제공된 글:
본 발명의 복합 생약 추출물(KRJS)을 포함하는 조성물의 제제예를 설명하나, 본 발명은 이를 한정하고자 함이 아닌 단지 구체적으로 설명하고자 함이다.

제제예 1. 산제의 조제

KRJS 20 mg

유당 100 mg

탈크 10 mg

상기의 성분들을 혼합하고 기밀포에 충진하여 산제를 조제한다.

제제예 2. 정제의 제조

KRJS 10 mg

옥수수 전분 100 mg

유당 100 mg

스테아린산 마그네슘 2 mg

상기의 성분들을 혼합한 후 통상 정제의 제조방법에 따라서 타정하여 정제를 제조한다.

제제예 3. 캅셀제의 제조

KRJS 10 mg

결정성 셀룰로오스 3 mg

락토오스 14.8 mg

마그네슘 스테아레이트 0.2 mg

통상의 캡슐제 제조방법에 따라 상기의 성분을 혼합하고 젤라틴 캡슐에 충진하여 캡슐제를 제조한다.

제제예 4. 주사제의 제조

KRJS 10 mg

만니톨 180 mg

주사용 멸균 증류수 2974 mg

Na₂HPO₄12H₂O 26 mg

통상 주사제의 제조방법에 따라 1 앰플당 (2 ml) 상기의 성분 함량으로 제조한다.

제제예 5. 액제의 제조

KRJS 20 mg

이성화당 10 g

만니톨 5 g

정제수 적정량

통상 액제의 제조방법에 따라 정제수에 각각의 성분을 가하여 용해시키고 레몬향을 적량 가한 다음 상기의 성분을 혼합한 다음 정제수를 가하여 전체를 정제수를 가하여 전체 100 ml로 조절한 후 갈색병에 충진하여 멸균시켜 액제를 제조한다.

원본 자료:
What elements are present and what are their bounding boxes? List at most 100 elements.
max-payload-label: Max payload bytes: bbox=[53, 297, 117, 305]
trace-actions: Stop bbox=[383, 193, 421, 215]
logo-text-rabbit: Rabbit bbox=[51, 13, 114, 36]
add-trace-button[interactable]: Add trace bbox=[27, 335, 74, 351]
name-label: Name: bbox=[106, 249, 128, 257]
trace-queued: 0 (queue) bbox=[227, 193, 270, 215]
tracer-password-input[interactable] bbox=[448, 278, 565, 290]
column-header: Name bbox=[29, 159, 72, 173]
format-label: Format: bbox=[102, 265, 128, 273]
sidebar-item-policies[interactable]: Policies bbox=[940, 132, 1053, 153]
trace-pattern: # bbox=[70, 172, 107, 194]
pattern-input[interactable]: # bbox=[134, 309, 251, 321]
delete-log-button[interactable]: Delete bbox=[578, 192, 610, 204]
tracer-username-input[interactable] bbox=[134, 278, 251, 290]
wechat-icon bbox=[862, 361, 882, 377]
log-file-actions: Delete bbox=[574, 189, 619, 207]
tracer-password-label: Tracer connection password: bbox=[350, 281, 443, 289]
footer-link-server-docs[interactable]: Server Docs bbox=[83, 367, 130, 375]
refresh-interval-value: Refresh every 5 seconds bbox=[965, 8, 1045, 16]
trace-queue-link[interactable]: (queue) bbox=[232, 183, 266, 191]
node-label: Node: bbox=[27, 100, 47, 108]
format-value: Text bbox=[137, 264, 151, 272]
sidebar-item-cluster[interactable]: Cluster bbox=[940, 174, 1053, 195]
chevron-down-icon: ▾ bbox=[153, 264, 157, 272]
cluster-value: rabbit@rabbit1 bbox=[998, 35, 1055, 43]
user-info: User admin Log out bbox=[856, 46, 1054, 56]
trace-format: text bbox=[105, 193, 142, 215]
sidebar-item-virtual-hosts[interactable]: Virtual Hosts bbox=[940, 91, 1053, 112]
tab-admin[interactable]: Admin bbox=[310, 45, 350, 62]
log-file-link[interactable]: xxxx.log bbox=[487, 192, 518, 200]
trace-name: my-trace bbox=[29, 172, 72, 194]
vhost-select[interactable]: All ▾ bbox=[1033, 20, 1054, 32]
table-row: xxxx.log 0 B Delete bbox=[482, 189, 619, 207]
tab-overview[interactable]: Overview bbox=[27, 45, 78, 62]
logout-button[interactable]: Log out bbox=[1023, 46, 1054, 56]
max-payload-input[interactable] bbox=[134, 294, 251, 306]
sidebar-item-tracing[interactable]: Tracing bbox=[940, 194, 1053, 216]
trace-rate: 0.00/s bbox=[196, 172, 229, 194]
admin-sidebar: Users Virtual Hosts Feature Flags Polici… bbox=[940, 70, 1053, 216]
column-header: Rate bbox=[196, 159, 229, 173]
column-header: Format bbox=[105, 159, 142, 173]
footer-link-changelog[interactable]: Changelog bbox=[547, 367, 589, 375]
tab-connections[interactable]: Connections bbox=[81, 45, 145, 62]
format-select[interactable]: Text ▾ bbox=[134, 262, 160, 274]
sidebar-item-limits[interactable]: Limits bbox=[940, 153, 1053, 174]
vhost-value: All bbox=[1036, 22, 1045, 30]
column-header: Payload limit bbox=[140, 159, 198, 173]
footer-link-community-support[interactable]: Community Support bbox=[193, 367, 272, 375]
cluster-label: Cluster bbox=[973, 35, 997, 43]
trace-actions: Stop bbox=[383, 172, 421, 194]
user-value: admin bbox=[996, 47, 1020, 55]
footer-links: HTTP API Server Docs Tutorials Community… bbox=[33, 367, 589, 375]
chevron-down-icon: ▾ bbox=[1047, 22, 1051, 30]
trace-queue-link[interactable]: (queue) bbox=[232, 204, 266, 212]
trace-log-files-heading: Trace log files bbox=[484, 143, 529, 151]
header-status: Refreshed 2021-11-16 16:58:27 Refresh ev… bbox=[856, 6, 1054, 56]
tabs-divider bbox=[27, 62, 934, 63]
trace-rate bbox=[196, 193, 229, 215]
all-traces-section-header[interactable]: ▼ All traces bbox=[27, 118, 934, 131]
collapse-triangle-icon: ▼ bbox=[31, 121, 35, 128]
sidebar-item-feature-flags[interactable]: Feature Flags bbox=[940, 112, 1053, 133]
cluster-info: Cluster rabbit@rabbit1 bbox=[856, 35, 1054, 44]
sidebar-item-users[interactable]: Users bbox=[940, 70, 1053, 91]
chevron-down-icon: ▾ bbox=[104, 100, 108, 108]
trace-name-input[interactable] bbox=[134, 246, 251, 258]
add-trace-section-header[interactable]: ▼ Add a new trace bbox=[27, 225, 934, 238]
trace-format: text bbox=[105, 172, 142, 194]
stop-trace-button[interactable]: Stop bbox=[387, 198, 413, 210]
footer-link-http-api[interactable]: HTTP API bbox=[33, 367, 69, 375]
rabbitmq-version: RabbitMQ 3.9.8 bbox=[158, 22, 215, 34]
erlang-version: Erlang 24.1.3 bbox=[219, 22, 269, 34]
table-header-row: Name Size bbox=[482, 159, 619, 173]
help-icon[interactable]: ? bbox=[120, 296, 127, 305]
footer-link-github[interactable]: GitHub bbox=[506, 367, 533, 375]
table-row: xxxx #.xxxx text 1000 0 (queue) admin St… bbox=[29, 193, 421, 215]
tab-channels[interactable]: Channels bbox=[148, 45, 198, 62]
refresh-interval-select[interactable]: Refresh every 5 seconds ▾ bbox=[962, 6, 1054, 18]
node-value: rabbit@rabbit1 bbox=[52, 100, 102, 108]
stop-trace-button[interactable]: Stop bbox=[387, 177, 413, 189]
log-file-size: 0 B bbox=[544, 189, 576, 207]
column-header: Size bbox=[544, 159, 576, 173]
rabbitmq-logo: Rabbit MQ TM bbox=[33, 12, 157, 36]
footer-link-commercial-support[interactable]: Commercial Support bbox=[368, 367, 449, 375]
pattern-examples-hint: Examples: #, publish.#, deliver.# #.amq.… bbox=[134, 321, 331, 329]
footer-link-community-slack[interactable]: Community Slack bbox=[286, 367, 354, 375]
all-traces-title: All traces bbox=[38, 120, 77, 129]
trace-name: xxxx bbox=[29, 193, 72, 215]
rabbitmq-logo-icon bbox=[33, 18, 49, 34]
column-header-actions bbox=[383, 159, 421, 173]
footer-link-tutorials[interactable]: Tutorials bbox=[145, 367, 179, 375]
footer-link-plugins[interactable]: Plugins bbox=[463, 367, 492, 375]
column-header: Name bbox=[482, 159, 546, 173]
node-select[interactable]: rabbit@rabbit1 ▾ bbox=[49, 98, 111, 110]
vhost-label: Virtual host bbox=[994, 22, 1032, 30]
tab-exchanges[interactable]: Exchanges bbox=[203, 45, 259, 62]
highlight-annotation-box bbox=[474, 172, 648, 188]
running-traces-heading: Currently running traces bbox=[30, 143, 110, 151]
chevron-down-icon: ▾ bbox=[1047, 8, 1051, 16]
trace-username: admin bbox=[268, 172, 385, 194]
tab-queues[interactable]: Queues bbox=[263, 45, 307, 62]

수행할 과제:
**1.** 제공된 글을 읽고 다음 물음에 답하세요.
(a) 제제예 1의 산제에 들어가는 탈크의 양은 얼마입니까?
(b) 제제예 3에서는 혼합한 성분을 어떤 캡슐에 충진합니까?
(c) 제제예 4의 주사제에 들어가는 만니톨의 양은 얼마입니까?
**2.** 제공된 글에서 "통상 주사제의 제조방법에" 구절이 있는 곳부터 베껴 쓰고, "멸균시켜 액제를 제조한다." 구절 뒤에서 멈추세요.
자료는 제공된 글과 관련이 없습니다.

작성한 답변:
**1.**
(a) 10 mg
(b) 젤라틴 캡슐
(c) 180 mg

**2.**
통상 주사제의 제조방법에 따라 1 앰플당 (2 ml) 상기의 성분 함량으로 제조한다.

제제예 5. 액제의 제조

KRJS 20 mg

이성화당 10 g

만니톨 5 g

정제수 적정량

통상 액제의 제조방법에 따라 정제수에 각각의 성분을 가하여 용해시키고 레몬향을 적량 가한 다음 상기의 성분을 혼합한 다음 정제수를 가하여 전체를 정제수를 가하여 전체 100 ml로 조절한 후 갈색병에 충진하여 멸균시켜 액제를 제조한다.